### TASK DESCRIPTION:
Output all of the data below exactly as given.

--- begin EXCERPTED RECORDS ---

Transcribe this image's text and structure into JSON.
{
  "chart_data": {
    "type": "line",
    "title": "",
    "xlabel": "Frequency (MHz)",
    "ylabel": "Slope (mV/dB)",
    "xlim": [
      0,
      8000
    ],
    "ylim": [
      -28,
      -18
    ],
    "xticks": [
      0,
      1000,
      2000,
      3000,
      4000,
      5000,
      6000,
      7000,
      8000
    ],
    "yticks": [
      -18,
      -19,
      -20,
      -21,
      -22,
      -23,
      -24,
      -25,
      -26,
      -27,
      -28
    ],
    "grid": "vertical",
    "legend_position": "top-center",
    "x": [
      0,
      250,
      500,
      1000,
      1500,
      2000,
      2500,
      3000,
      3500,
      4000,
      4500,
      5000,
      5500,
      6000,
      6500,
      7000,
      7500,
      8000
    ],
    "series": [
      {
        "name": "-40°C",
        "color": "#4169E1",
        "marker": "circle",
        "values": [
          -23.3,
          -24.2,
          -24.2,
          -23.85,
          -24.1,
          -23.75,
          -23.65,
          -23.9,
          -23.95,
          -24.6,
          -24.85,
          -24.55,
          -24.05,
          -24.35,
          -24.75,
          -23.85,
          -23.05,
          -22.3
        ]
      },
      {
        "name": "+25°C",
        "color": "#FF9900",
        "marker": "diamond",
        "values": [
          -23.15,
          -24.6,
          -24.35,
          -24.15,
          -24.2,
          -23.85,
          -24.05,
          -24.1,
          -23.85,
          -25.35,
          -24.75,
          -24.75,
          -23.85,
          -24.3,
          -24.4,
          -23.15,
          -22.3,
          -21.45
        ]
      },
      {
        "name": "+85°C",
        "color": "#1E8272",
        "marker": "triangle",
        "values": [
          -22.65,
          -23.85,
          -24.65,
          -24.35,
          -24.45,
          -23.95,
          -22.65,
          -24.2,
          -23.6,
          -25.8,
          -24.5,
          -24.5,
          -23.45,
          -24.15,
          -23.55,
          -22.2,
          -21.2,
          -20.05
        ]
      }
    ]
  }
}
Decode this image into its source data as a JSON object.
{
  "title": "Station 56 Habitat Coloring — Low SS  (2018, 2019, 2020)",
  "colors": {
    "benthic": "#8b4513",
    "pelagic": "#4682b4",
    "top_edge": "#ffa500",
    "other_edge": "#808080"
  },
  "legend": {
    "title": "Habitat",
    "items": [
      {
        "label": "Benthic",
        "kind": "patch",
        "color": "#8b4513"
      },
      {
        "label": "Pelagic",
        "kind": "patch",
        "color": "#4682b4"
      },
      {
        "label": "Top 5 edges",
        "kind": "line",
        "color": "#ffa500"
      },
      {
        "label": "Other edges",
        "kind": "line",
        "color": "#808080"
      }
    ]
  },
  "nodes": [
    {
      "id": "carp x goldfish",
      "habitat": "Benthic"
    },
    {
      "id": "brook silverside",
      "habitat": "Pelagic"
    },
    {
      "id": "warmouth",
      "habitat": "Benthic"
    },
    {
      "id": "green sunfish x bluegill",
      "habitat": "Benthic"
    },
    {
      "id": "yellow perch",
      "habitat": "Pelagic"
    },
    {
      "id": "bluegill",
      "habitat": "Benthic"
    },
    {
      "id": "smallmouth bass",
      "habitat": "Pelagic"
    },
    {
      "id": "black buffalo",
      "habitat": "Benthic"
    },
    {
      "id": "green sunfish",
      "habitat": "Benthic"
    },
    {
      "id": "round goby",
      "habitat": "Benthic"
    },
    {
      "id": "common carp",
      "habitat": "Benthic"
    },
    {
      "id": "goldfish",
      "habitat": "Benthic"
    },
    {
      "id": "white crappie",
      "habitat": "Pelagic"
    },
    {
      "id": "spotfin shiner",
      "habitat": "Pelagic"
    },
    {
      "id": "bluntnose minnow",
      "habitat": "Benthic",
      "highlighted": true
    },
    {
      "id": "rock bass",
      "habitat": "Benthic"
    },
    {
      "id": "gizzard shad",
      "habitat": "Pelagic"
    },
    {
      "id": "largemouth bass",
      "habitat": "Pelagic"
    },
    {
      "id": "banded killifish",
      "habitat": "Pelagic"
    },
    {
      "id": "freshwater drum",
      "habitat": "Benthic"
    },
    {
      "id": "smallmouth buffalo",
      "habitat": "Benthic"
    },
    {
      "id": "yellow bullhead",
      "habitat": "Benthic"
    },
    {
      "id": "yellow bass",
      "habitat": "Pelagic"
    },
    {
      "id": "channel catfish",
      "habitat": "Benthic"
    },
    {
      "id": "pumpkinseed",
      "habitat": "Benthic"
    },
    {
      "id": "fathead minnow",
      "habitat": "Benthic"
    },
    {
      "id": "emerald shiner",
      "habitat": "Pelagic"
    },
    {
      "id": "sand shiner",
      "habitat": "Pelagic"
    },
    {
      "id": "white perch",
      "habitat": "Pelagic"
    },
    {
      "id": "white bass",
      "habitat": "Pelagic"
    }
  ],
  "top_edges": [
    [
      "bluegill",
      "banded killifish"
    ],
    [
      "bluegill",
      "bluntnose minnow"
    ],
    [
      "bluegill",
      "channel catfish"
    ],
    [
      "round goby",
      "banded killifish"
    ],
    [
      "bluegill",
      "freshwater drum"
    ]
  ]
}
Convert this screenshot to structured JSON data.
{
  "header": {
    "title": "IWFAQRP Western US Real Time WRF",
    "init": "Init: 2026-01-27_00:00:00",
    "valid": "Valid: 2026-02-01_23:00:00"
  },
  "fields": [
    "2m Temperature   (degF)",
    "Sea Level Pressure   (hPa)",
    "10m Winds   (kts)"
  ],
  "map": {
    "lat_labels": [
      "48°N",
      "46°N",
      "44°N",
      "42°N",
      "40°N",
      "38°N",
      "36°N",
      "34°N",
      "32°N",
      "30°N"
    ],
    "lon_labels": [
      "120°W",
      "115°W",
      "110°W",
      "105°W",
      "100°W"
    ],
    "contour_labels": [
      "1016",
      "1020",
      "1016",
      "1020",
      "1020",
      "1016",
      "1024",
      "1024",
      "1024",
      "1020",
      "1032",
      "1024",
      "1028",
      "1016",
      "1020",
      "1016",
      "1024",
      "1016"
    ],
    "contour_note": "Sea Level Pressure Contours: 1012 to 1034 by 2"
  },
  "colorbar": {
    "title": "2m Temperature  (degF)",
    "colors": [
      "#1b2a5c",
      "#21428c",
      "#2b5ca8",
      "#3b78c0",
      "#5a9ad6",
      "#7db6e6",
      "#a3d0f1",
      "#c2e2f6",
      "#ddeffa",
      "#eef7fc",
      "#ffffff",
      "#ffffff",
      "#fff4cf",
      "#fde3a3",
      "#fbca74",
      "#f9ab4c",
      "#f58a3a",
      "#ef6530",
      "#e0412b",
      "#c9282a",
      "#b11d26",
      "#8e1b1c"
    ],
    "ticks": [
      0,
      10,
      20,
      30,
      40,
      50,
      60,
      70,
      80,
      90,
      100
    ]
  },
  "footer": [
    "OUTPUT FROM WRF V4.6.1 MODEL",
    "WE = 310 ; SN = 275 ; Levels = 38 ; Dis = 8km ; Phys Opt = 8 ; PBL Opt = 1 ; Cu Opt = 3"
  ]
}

--- end EXCERPTED RECORDS ---

### THE OUTPUT:
Transcribe this image's text and structure into JSON.
{
  "chart_data": {
    "type": "line",
    "title": "",
    "xlabel": "Frequency (MHz)",
    "ylabel": "Slope (mV/dB)",
    "xlim": [
      0,
      8000
    ],
    "ylim": [
      -28,
      -18
    ],
    "xticks": [
      0,
      1000,
      2000,
      3000,
      4000,
      5000,
      6000,
      7000,
      8000
    ],
    "yticks": [
      -18,
      -19,
      -20,
      -21,
      -22,
      -23,
      -24,
      -25,
      -26,
      -27,
      -28
    ],
    "grid": "vertical",
    "legend_position": "top-center",
    "x": [
      0,
      250,
      500,
      1000,
      1500,
      2000,
      2500,
      3000,
      3500,
      4000,
      4500,
      5000,
      5500,
      6000,
      6500,
      7000,
      7500,
      8000
    ],
    "series": [
      {
        "name": "-40°C",
        "color": "#4169E1",
        "marker": "circle",
        "values": [
          -23.3,
          -24.2,
          -24.2,
          -23.85,
          -24.1,
          -23.75,
          -23.65,
          -23.9,
          -23.95,
          -24.6,
          -24.85,
          -24.55,
          -24.05,
          -24.35,
          -24.75,
          -23.85,
          -23.05,
          -22.3
        ]
      },
      {
        "name": "+25°C",
        "color": "#FF9900",
        "marker": "diamond",
        "values": [
          -23.15,
          -24.6,
          -24.35,
          -24.15,
          -24.2,
          -23.85,
          -24.05,
          -24.1,
          -23.85,
          -25.35,
          -24.75,
          -24.75,
          -23.85,
          -24.3,
          -24.4,
          -23.15,
          -22.3,
          -21.45
        ]
      },
      {
        "name": "+85°C",
        "color": "#1E8272",
        "marker": "triangle",
        "values": [
          -22.65,
          -23.85,
          -24.65,
          -24.35,
          -24.45,
          -23.95,
          -22.65,
          -24.2,
          -23.6,
          -25.8,
          -24.5,
          -24.5,
          -23.45,
          -24.15,
          -23.55,
          -22.2,
          -21.2,
          -20.05
        ]
      }
    ]
  }
}
Decode this image into its source data as a JSON object.
{
  "title": "Station 56 Habitat Coloring — Low SS  (2018, 2019, 2020)",
  "colors": {
    "benthic": "#8b4513",
    "pelagic": "#4682b4",
    "top_edge": "#ffa500",
    "other_edge": "#808080"
  },
  "legend": {
    "title": "Habitat",
    "items": [
      {
        "label": "Benthic",
        "kind": "patch",
        "color": "#8b4513"
      },
      {
        "label": "Pelagic",
        "kind": "patch",
        "color": "#4682b4"
      },
      {
        "label": "Top 5 edges",
        "kind": "line",
        "color": "#ffa500"
      },
      {
        "label": "Other edges",
        "kind": "line",
        "color": "#808080"
      }
    ]
  },
  "nodes": [
    {
      "id": "carp x goldfish",
      "habitat": "Benthic"
    },
    {
      "id": "brook silverside",
      "habitat": "Pelagic"
    },
    {
      "id": "warmouth",
      "habitat": "Benthic"
    },
    {
      "id": "green sunfish x bluegill",
      "habitat": "Benthic"
    },
    {
      "id": "yellow perch",
      "habitat": "Pelagic"
    },
    {
      "id": "bluegill",
      "habitat": "Benthic"
    },
    {
      "id": "smallmouth bass",
      "habitat": "Pelagic"
    },
    {
      "id": "black buffalo",
      "habitat": "Benthic"
    },
    {
      "id": "green sunfish",
      "habitat": "Benthic"
    },
    {
      "id": "round goby",
      "habitat": "Benthic"
    },
    {
      "id": "common carp",
      "habitat": "Benthic"
    },
    {
      "id": "goldfish",
      "habitat": "Benthic"
    },
    {
      "id": "white crappie",
      "habitat": "Pelagic"
    },
    {
      "id": "spotfin shiner",
      "habitat": "Pelagic"
    },
    {
      "id": "bluntnose minnow",
      "habitat": "Benthic",
      "highlighted": true
    },
    {
      "id": "rock bass",
      "habitat": "Benthic"
    },
    {
      "id": "gizzard shad",
      "habitat": "Pelagic"
    },
    {
      "id": "largemouth bass",
      "habitat": "Pelagic"
    },
    {
      "id": "banded killifish",
      "habitat": "Pelagic"
    },
    {
      "id": "freshwater drum",
      "habitat": "Benthic"
    },
    {
      "id": "smallmouth buffalo",
      "habitat": "Benthic"
    },
    {
      "id": "yellow bullhead",
      "habitat": "Benthic"
    },
    {
      "id": "yellow bass",
      "habitat": "Pelagic"
    },
    {
      "id": "channel catfish",
      "habitat": "Benthic"
    },
    {
      "id": "pumpkinseed",
      "habitat": "Benthic"
    },
    {
      "id": "fathead minnow",
      "habitat": "Benthic"
    },
    {
      "id": "emerald shiner",
      "habitat": "Pelagic"
    },
    {
      "id": "sand shiner",
      "habitat": "Pelagic"
    },
    {
      "id": "white perch",
      "habitat": "Pelagic"
    },
    {
      "id": "white bass",
      "habitat": "Pelagic"
    }
  ],
  "top_edges": [
    [
      "bluegill",
      "banded killifish"
    ],
    [
      "bluegill",
      "bluntnose minnow"
    ],
    [
      "bluegill",
      "channel catfish"
    ],
    [
      "round goby",
      "banded killifish"
    ],
    [
      "bluegill",
      "freshwater drum"
    ]
  ]
}
Convert this screenshot to structured JSON data.
{
  "header": {
    "title": "IWFAQRP Western US Real Time WRF",
    "init": "Init: 2026-01-27_00:00:00",
    "valid": "Valid: 2026-02-01_23:00:00"
  },
  "fields": [
    "2m Temperature   (degF)",
    "Sea Level Pressure   (hPa)",
    "10m Winds   (kts)"
  ],
  "map": {
    "lat_labels": [
      "48°N",
      "46°N",
      "44°N",
      "42°N",
      "40°N",
      "38°N",
      "36°N",
      "34°N",
      "32°N",
      "30°N"
    ],
    "lon_labels": [
      "120°W",
      "115°W",
      "110°W",
      "105°W",
      "100°W"
    ],
    "contour_labels": [
      "1016",
      "1020",
      "1016",
      "1020",
      "1020",
      "1016",
      "1024",
      "1024",
      "1024",
      "1020",
      "1032",
      "1024",
      "1028",
      "1016",
      "1020",
      "1016",
      "1024",
      "1016"
    ],
    "contour_note": "Sea Level Pressure Contours: 1012 to 1034 by 2"
  },
  "colorbar": {
    "title": "2m Temperature  (degF)",
    "colors": [
      "#1b2a5c",
      "#21428c",
      "#2b5ca8",
      "#3b78c0",
      "#5a9ad6",
      "#7db6e6",
      "#a3d0f1",
      "#c2e2f6",
      "#ddeffa",
      "#eef7fc",
      "#ffffff",
      "#ffffff",
      "#fff4cf",
      "#fde3a3",
      "#fbca74",
      "#f9ab4c",
      "#f58a3a",
      "#ef6530",
      "#e0412b",
      "#c9282a",
      "#b11d26",
      "#8e1b1c"
    ],
    "ticks": [
      0,
      10,
      20,
      30,
      40,
      50,
      60,
      70,
      80,
      90,
      100
    ]
  },
  "footer": [
    "OUTPUT FROM WRF V4.6.1 MODEL",
    "WE = 310 ; SN = 275 ; Levels = 38 ; Dis = 8km ; Phys Opt = 8 ; PBL Opt = 1 ; Cu Opt = 3"
  ]
}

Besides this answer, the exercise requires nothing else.